Write out the records beneath this line exactly as they appear, minus any images.

Source data.

************

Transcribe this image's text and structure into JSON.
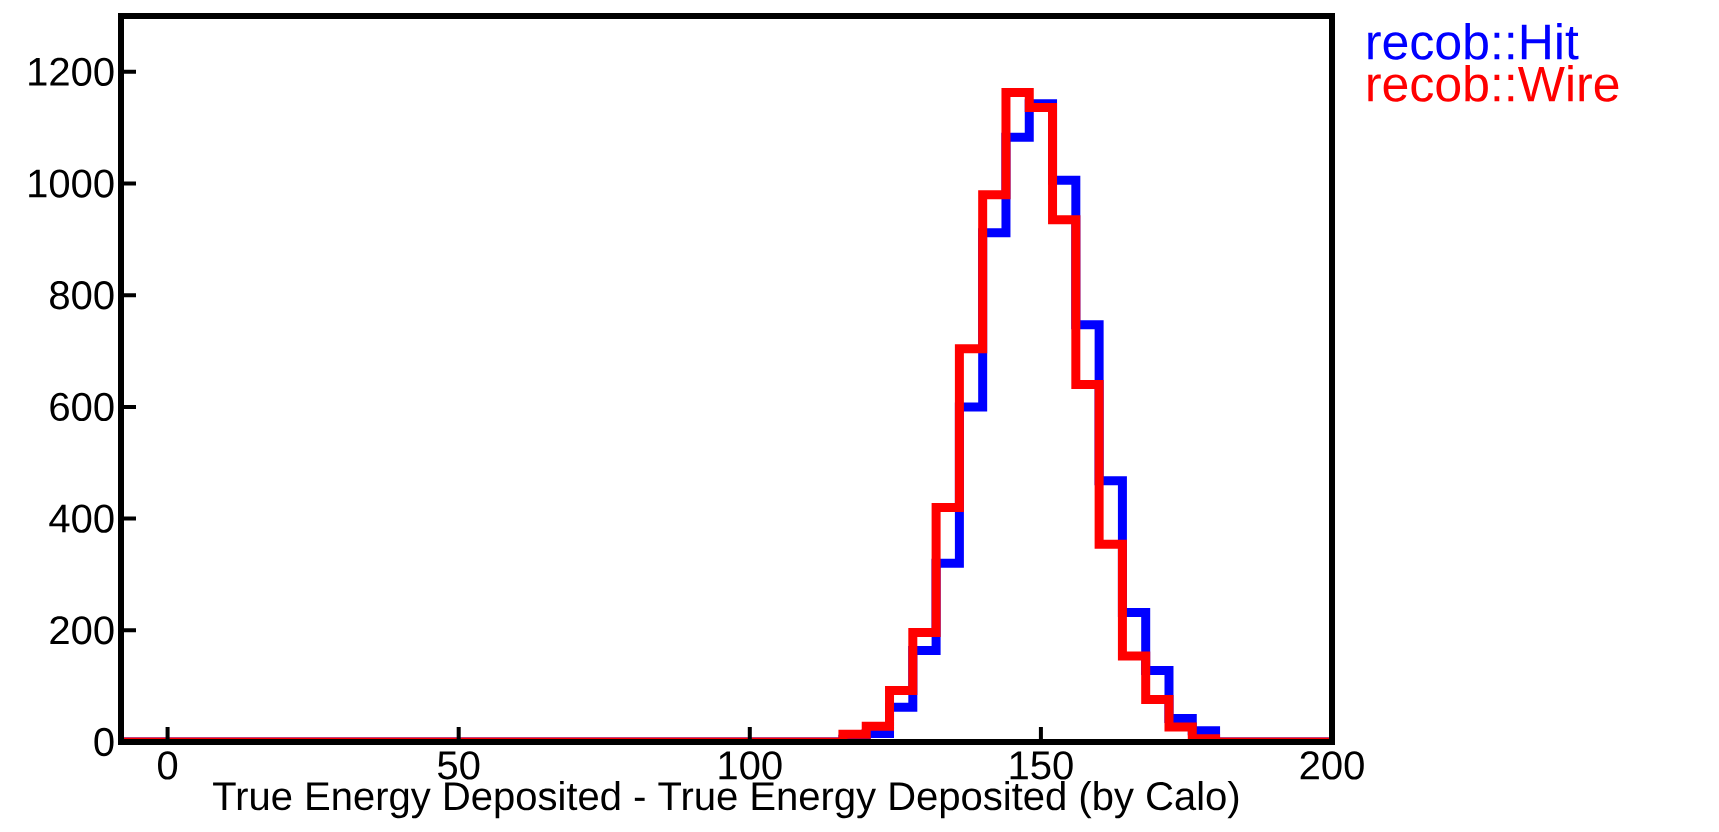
{
  "chart_data": {
    "type": "histogram",
    "xlabel": "True Energy Deposited - True Energy Deposited (by Calo)",
    "bins": [
      -8,
      -4,
      0,
      4,
      8,
      12,
      16,
      20,
      24,
      28,
      32,
      36,
      40,
      44,
      48,
      52,
      56,
      60,
      64,
      68,
      72,
      76,
      80,
      84,
      88,
      92,
      96,
      100,
      104,
      108,
      112,
      116,
      120,
      124,
      128,
      132,
      136,
      140,
      144,
      148,
      152,
      156,
      160,
      164,
      168,
      172,
      176,
      180,
      184,
      188,
      192,
      196,
      200
    ],
    "series": [
      {
        "name": "recob::Hit",
        "color": "#0000ff",
        "values": [
          0,
          0,
          0,
          0,
          0,
          0,
          0,
          0,
          0,
          0,
          0,
          0,
          0,
          0,
          0,
          0,
          0,
          0,
          0,
          0,
          0,
          0,
          0,
          0,
          0,
          0,
          0,
          0,
          0,
          0,
          0,
          5,
          15,
          62,
          164,
          320,
          600,
          912,
          1083,
          1143,
          1006,
          747,
          468,
          232,
          128,
          42,
          20,
          0,
          0,
          0,
          0,
          0
        ]
      },
      {
        "name": "recob::Wire",
        "color": "#ff0000",
        "values": [
          0,
          0,
          0,
          0,
          0,
          0,
          0,
          0,
          0,
          0,
          0,
          0,
          0,
          0,
          0,
          0,
          0,
          0,
          0,
          0,
          0,
          0,
          0,
          0,
          0,
          0,
          0,
          0,
          0,
          0,
          0,
          14,
          28,
          92,
          196,
          420,
          704,
          980,
          1163,
          1136,
          935,
          640,
          354,
          154,
          76,
          27,
          6,
          0,
          0,
          0,
          0,
          0
        ]
      }
    ],
    "xlim": [
      -8,
      200
    ],
    "ylim": [
      0,
      1300
    ],
    "xticks": [
      0,
      50,
      100,
      150,
      200
    ],
    "yticks": [
      0,
      200,
      400,
      600,
      800,
      1000,
      1200
    ],
    "legend": "top right",
    "grid": false
  }
}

************

Correct result.
Transcribe this image's text and structure into JSON.
{
  "chart_data": {
    "type": "histogram",
    "xlabel": "True Energy Deposited - True Energy Deposited (by Calo)",
    "bins": [
      -8,
      -4,
      0,
      4,
      8,
      12,
      16,
      20,
      24,
      28,
      32,
      36,
      40,
      44,
      48,
      52,
      56,
      60,
      64,
      68,
      72,
      76,
      80,
      84,
      88,
      92,
      96,
      100,
      104,
      108,
      112,
      116,
      120,
      124,
      128,
      132,
      136,
      140,
      144,
      148,
      152,
      156,
      160,
      164,
      168,
      172,
      176,
      180,
      184,
      188,
      192,
      196,
      200
    ],
    "series": [
      {
        "name": "recob::Hit",
        "color": "#0000ff",
        "values": [
          0,
          0,
          0,
          0,
          0,
          0,
          0,
          0,
          0,
          0,
          0,
          0,
          0,
          0,
          0,
          0,
          0,
          0,
          0,
          0,
          0,
          0,
          0,
          0,
          0,
          0,
          0,
          0,
          0,
          0,
          0,
          5,
          15,
          62,
          164,
          320,
          600,
          912,
          1083,
          1143,
          1006,
          747,
          468,
          232,
          128,
          42,
          20,
          0,
          0,
          0,
          0,
          0
        ]
      },
      {
        "name": "recob::Wire",
        "color": "#ff0000",
        "values": [
          0,
          0,
          0,
          0,
          0,
          0,
          0,
          0,
          0,
          0,
          0,
          0,
          0,
          0,
          0,
          0,
          0,
          0,
          0,
          0,
          0,
          0,
          0,
          0,
          0,
          0,
          0,
          0,
          0,
          0,
          0,
          14,
          28,
          92,
          196,
          420,
          704,
          980,
          1163,
          1136,
          935,
          640,
          354,
          154,
          76,
          27,
          6,
          0,
          0,
          0,
          0,
          0
        ]
      }
    ],
    "xlim": [
      -8,
      200
    ],
    "ylim": [
      0,
      1300
    ],
    "xticks": [
      0,
      50,
      100,
      150,
      200
    ],
    "yticks": [
      0,
      200,
      400,
      600,
      800,
      1000,
      1200
    ],
    "legend": "top right",
    "grid": false
  }
}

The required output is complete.